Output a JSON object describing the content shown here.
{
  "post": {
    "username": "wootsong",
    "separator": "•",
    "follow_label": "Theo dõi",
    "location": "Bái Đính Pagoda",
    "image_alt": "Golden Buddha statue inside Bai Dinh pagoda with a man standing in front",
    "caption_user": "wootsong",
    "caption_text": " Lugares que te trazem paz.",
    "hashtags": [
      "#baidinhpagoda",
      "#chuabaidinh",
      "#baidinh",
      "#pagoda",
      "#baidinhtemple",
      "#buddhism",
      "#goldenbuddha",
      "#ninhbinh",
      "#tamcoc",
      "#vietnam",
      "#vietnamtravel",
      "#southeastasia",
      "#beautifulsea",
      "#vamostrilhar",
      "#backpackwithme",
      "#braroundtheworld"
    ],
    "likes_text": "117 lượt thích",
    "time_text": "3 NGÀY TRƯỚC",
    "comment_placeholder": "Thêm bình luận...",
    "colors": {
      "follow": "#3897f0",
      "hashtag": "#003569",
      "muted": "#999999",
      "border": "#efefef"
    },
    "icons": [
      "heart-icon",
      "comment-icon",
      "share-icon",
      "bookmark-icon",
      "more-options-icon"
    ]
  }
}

* * *

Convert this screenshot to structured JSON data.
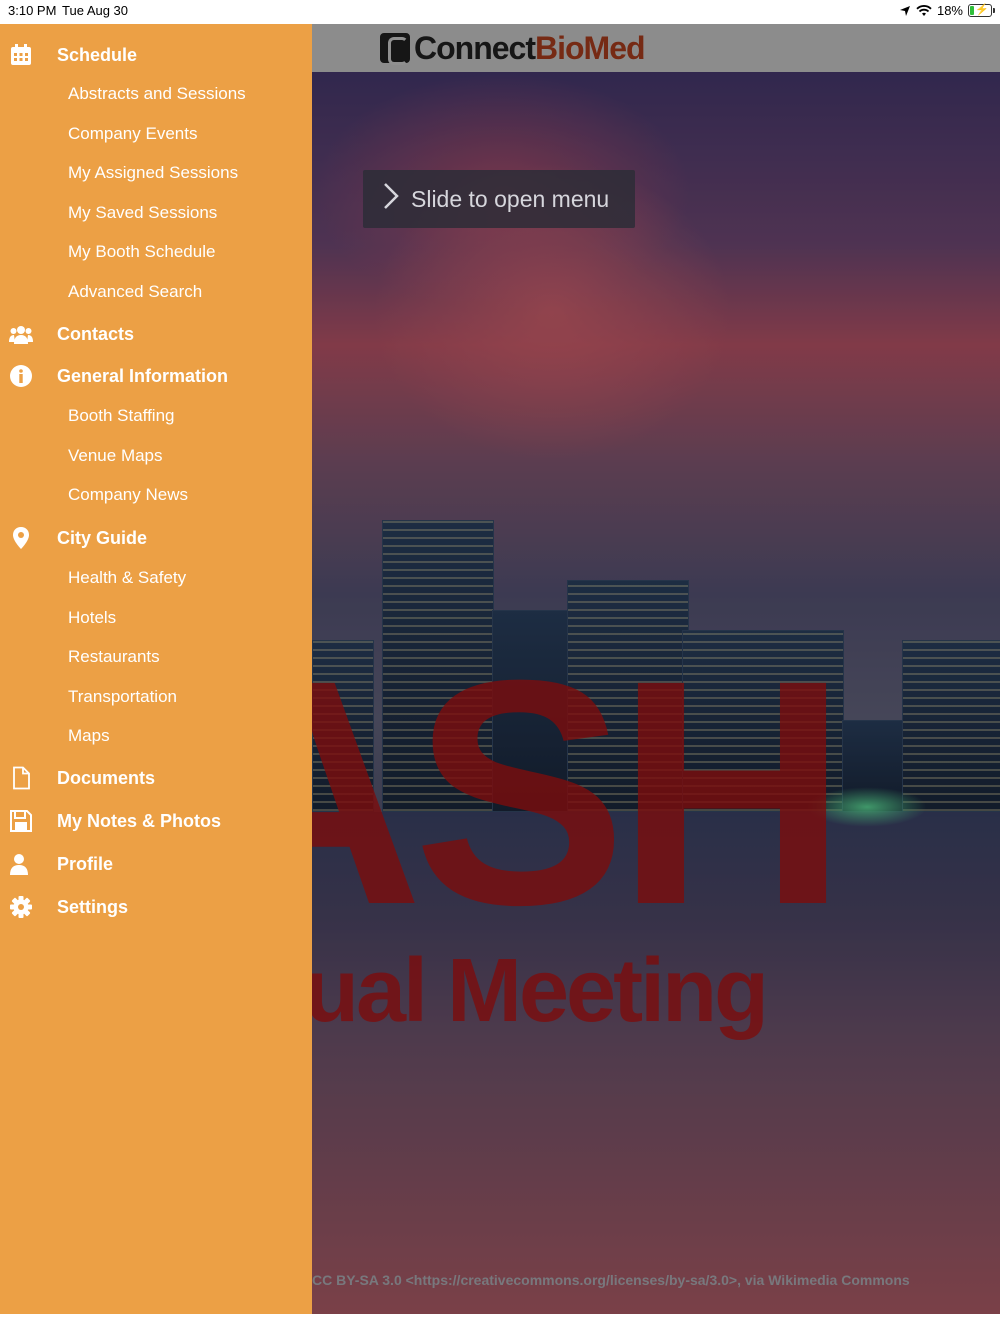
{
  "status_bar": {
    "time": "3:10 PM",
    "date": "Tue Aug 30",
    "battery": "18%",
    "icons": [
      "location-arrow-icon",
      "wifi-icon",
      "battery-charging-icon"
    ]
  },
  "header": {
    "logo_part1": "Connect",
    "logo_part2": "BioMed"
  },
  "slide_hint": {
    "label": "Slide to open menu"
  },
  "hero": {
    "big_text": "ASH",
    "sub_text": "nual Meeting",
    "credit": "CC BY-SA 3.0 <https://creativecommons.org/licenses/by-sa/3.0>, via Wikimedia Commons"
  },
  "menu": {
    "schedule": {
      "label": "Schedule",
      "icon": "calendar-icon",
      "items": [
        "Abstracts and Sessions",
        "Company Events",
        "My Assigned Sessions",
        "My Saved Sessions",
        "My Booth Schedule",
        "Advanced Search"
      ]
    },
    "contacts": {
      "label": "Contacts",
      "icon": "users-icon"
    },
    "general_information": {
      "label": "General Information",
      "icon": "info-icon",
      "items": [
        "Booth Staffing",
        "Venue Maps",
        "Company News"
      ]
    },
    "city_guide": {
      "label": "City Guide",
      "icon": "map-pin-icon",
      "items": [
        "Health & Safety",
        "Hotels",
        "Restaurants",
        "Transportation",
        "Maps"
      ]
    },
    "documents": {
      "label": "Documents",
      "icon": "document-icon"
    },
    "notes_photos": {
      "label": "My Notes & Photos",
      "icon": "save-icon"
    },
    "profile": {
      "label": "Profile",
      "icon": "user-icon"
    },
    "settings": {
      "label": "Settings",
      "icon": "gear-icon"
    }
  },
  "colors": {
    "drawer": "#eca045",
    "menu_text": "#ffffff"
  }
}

### EXERCISE DETAILS
Identify the lines of the entries containing the string "Sessions". Copy each such line.

### IN RESPONSE
        "Abstracts and Sessions",
        "My Assigned Sessions",
        "My Saved Sessions",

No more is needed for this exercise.